◆ Task data ◆
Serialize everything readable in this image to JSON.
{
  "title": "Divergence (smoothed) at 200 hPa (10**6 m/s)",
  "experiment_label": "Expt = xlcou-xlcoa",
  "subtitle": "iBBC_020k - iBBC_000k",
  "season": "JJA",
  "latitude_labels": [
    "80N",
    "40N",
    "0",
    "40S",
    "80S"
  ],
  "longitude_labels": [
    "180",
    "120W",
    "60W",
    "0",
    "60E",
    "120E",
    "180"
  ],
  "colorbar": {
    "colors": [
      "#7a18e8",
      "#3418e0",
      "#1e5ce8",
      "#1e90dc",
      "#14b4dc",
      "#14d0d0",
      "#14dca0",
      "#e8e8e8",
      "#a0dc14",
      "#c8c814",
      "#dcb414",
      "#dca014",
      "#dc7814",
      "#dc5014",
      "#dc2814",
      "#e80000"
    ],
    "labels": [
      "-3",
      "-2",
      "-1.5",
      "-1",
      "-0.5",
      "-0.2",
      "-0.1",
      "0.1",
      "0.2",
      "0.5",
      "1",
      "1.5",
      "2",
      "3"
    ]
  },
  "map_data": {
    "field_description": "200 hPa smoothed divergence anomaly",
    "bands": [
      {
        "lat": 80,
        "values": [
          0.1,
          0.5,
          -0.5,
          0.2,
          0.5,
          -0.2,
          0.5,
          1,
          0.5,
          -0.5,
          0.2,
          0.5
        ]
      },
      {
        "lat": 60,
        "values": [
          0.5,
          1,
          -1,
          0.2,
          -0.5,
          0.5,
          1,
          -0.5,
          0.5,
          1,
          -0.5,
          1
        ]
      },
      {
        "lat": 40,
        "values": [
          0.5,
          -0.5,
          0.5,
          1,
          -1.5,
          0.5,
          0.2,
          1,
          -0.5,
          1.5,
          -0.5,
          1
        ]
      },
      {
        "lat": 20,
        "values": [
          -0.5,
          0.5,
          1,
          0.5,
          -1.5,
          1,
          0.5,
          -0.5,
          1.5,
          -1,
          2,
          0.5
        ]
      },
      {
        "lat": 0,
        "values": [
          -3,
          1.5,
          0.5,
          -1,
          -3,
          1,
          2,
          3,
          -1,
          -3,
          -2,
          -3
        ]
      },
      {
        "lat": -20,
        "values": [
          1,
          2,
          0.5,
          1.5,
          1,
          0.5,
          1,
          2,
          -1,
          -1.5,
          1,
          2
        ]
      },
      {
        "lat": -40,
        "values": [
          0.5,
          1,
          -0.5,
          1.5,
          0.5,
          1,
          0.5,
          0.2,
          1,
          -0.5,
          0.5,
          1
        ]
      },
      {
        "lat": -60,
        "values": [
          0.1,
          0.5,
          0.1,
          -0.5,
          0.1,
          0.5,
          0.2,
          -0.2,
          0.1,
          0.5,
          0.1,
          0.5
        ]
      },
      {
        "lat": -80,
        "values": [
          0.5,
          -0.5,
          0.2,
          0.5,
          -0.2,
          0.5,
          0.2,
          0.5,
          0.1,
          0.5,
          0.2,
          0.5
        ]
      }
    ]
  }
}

◆ What to do ◆
Each line of the material above must be retyped precisely.

◆ Exercise solution ◆
Serialize everything readable in this image to JSON.
{
  "title": "Divergence (smoothed) at 200 hPa (10**6 m/s)",
  "experiment_label": "Expt = xlcou-xlcoa",
  "subtitle": "iBBC_020k - iBBC_000k",
  "season": "JJA",
  "latitude_labels": [
    "80N",
    "40N",
    "0",
    "40S",
    "80S"
  ],
  "longitude_labels": [
    "180",
    "120W",
    "60W",
    "0",
    "60E",
    "120E",
    "180"
  ],
  "colorbar": {
    "colors": [
      "#7a18e8",
      "#3418e0",
      "#1e5ce8",
      "#1e90dc",
      "#14b4dc",
      "#14d0d0",
      "#14dca0",
      "#e8e8e8",
      "#a0dc14",
      "#c8c814",
      "#dcb414",
      "#dca014",
      "#dc7814",
      "#dc5014",
      "#dc2814",
      "#e80000"
    ],
    "labels": [
      "-3",
      "-2",
      "-1.5",
      "-1",
      "-0.5",
      "-0.2",
      "-0.1",
      "0.1",
      "0.2",
      "0.5",
      "1",
      "1.5",
      "2",
      "3"
    ]
  },
  "map_data": {
    "field_description": "200 hPa smoothed divergence anomaly",
    "bands": [
      {
        "lat": 80,
        "values": [
          0.1,
          0.5,
          -0.5,
          0.2,
          0.5,
          -0.2,
          0.5,
          1,
          0.5,
          -0.5,
          0.2,
          0.5
        ]
      },
      {
        "lat": 60,
        "values": [
          0.5,
          1,
          -1,
          0.2,
          -0.5,
          0.5,
          1,
          -0.5,
          0.5,
          1,
          -0.5,
          1
        ]
      },
      {
        "lat": 40,
        "values": [
          0.5,
          -0.5,
          0.5,
          1,
          -1.5,
          0.5,
          0.2,
          1,
          -0.5,
          1.5,
          -0.5,
          1
        ]
      },
      {
        "lat": 20,
        "values": [
          -0.5,
          0.5,
          1,
          0.5,
          -1.5,
          1,
          0.5,
          -0.5,
          1.5,
          -1,
          2,
          0.5
        ]
      },
      {
        "lat": 0,
        "values": [
          -3,
          1.5,
          0.5,
          -1,
          -3,
          1,
          2,
          3,
          -1,
          -3,
          -2,
          -3
        ]
      },
      {
        "lat": -20,
        "values": [
          1,
          2,
          0.5,
          1.5,
          1,
          0.5,
          1,
          2,
          -1,
          -1.5,
          1,
          2
        ]
      },
      {
        "lat": -40,
        "values": [
          0.5,
          1,
          -0.5,
          1.5,
          0.5,
          1,
          0.5,
          0.2,
          1,
          -0.5,
          0.5,
          1
        ]
      },
      {
        "lat": -60,
        "values": [
          0.1,
          0.5,
          0.1,
          -0.5,
          0.1,
          0.5,
          0.2,
          -0.2,
          0.1,
          0.5,
          0.1,
          0.5
        ]
      },
      {
        "lat": -80,
        "values": [
          0.5,
          -0.5,
          0.2,
          0.5,
          -0.2,
          0.5,
          0.2,
          0.5,
          0.1,
          0.5,
          0.2,
          0.5
        ]
      }
    ]
  }
}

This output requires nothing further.